▸ Data records:
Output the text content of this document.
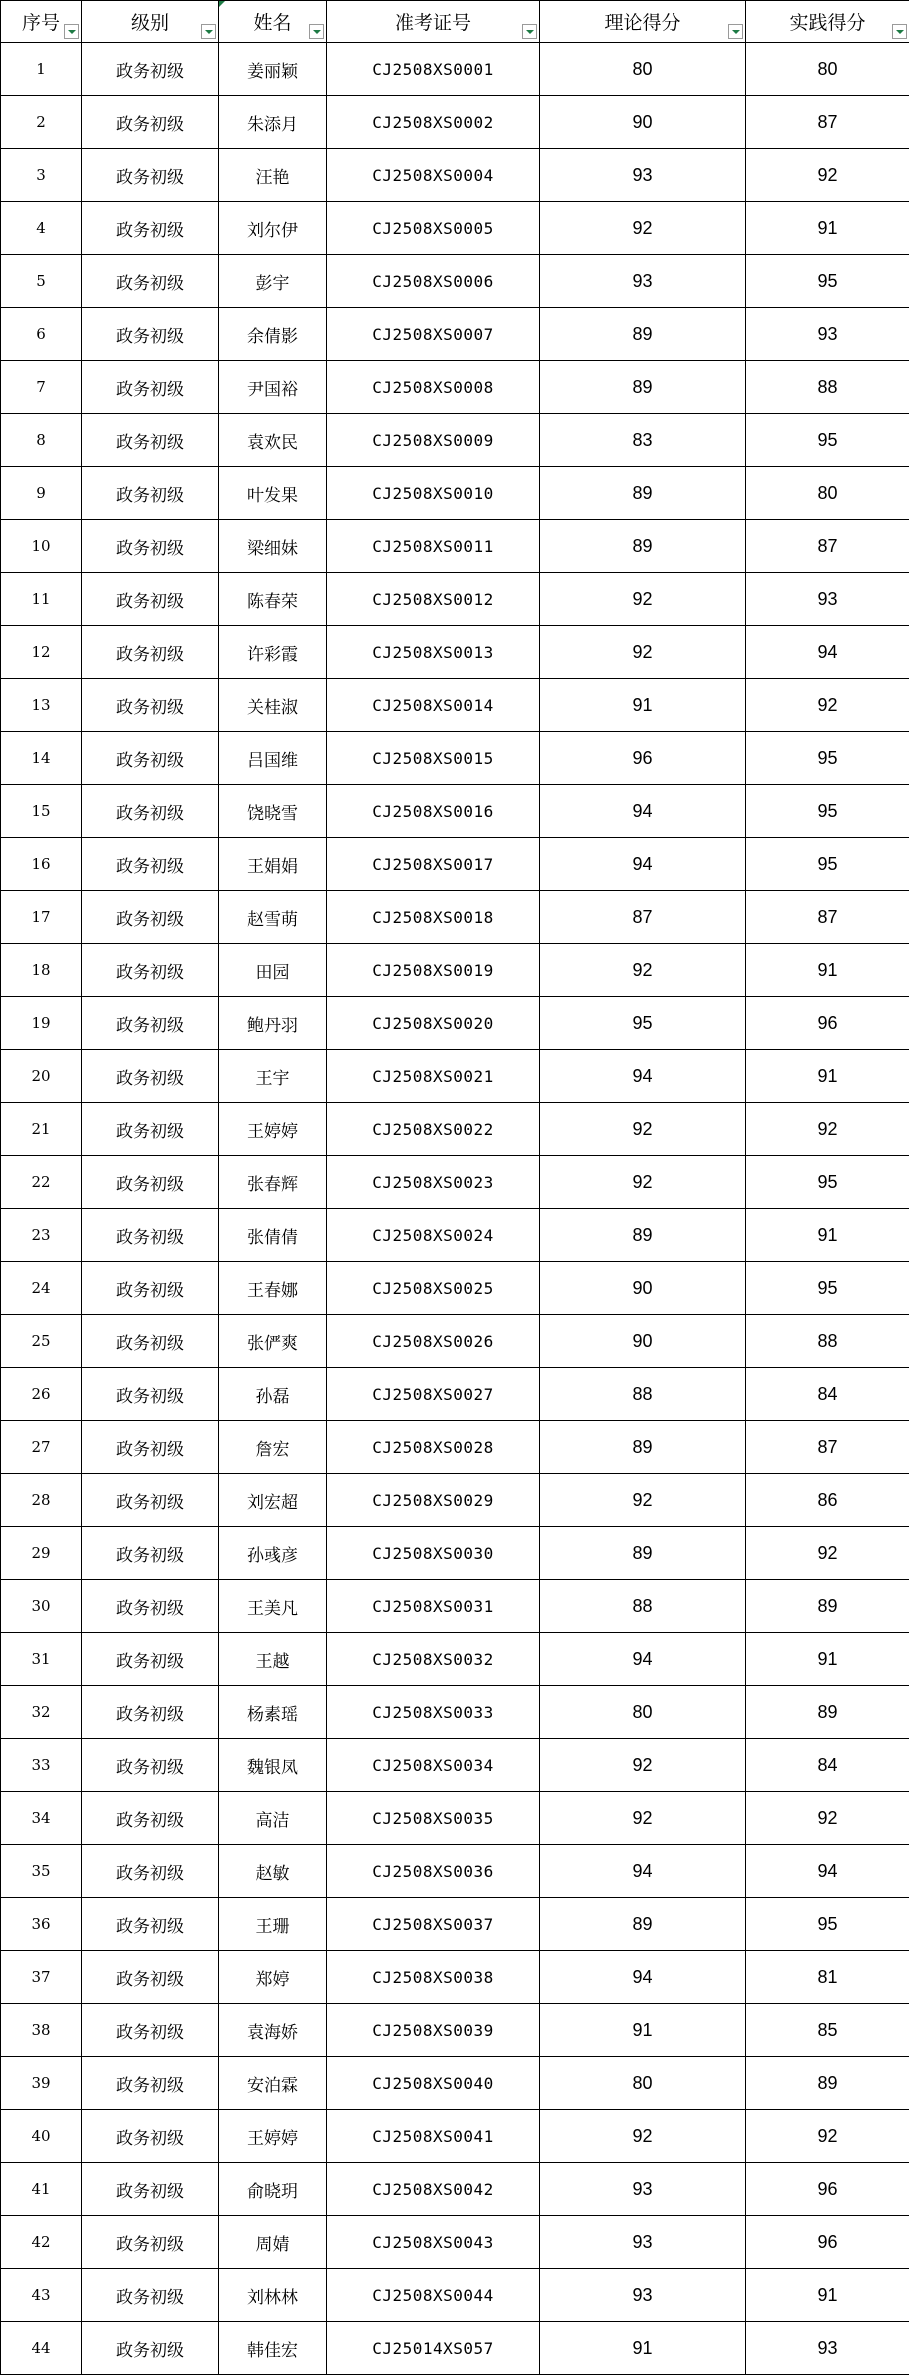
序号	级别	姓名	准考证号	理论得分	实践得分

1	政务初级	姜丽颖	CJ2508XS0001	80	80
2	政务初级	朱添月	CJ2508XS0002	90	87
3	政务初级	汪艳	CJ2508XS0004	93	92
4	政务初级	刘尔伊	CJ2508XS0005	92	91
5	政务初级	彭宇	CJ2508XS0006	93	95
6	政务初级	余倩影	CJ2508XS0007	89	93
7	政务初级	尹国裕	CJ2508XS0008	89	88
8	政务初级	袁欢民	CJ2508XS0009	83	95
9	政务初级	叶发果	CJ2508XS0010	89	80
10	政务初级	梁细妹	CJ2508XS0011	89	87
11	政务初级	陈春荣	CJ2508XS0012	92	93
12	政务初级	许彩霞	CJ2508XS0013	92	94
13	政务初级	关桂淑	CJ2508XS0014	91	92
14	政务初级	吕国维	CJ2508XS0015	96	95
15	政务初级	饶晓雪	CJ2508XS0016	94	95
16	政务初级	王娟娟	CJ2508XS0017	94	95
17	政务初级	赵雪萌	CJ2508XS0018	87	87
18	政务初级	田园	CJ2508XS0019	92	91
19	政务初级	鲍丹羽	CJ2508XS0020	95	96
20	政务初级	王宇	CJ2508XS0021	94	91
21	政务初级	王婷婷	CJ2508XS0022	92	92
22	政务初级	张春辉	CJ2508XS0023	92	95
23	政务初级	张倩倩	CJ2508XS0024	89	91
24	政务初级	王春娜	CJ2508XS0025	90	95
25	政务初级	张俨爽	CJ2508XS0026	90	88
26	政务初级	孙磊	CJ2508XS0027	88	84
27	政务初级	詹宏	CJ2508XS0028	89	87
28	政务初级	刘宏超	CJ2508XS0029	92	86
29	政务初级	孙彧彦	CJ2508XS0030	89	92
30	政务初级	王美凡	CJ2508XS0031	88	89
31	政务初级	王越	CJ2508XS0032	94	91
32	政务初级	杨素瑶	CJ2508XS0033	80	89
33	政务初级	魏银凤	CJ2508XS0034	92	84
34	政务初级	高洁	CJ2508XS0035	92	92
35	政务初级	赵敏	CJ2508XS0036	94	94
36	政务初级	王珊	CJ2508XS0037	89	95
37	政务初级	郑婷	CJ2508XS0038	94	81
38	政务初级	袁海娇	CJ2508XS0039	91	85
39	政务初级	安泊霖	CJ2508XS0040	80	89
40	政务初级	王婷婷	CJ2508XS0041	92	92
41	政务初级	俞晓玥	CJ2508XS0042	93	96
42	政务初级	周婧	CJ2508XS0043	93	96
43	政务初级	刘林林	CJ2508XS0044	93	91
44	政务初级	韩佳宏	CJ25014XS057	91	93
==
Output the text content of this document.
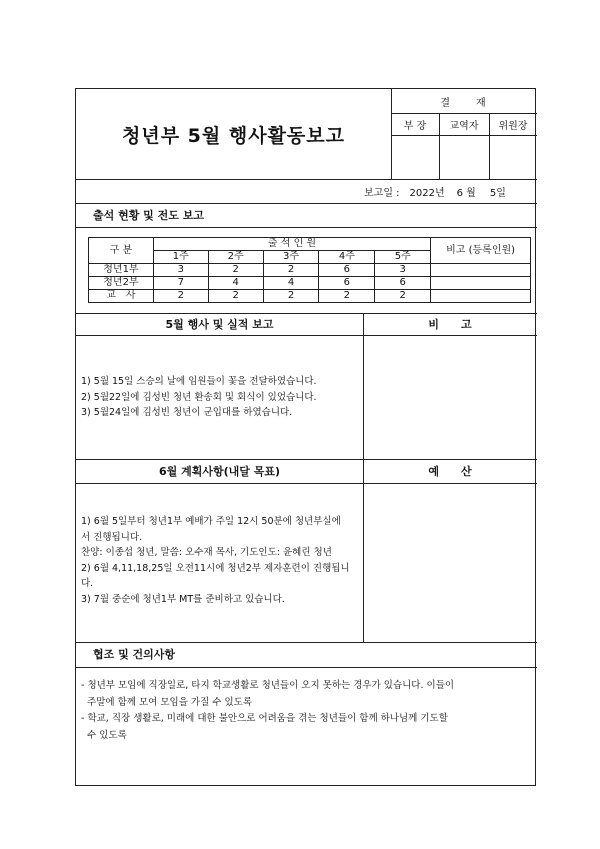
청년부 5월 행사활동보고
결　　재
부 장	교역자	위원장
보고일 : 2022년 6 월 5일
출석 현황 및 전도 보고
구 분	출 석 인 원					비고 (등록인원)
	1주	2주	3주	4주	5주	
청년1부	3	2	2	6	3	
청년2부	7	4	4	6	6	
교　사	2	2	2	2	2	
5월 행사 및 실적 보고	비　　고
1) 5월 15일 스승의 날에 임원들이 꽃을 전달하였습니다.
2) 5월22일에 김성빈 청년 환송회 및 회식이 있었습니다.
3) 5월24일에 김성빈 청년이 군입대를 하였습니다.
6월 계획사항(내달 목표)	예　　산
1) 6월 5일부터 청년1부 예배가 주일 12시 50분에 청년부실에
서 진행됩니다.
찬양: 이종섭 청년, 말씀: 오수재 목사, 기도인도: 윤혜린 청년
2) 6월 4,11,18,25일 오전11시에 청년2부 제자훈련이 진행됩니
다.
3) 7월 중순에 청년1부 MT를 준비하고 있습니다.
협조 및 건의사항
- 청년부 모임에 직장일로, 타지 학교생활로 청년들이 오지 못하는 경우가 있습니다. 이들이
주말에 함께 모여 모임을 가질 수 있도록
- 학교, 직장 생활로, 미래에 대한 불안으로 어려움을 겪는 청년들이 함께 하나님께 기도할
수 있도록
--
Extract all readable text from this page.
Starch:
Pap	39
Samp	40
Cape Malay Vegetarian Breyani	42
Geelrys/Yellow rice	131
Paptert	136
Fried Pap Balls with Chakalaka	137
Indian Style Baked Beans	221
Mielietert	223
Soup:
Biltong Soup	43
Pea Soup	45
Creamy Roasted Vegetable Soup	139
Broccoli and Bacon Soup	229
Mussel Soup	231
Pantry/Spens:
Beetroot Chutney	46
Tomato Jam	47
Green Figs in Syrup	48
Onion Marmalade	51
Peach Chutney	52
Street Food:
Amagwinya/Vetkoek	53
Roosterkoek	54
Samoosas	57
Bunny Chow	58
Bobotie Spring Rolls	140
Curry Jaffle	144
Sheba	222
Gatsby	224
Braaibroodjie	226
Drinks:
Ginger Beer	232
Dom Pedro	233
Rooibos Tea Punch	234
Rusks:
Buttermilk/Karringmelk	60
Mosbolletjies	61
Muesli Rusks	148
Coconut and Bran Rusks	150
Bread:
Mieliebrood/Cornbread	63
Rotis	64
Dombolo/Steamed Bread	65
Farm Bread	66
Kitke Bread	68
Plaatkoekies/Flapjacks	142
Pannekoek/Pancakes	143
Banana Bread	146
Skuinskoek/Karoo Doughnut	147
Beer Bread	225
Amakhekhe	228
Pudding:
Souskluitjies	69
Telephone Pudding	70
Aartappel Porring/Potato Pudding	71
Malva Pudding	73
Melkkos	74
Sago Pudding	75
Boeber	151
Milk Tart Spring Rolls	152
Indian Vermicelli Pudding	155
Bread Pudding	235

▸ Direction:
Using the listing above, locate the lines that hold "Rolls" and copy each one.

▸ Solution to the exercise:
Bobotie Spring Rolls	140
Milk Tart Spring Rolls	152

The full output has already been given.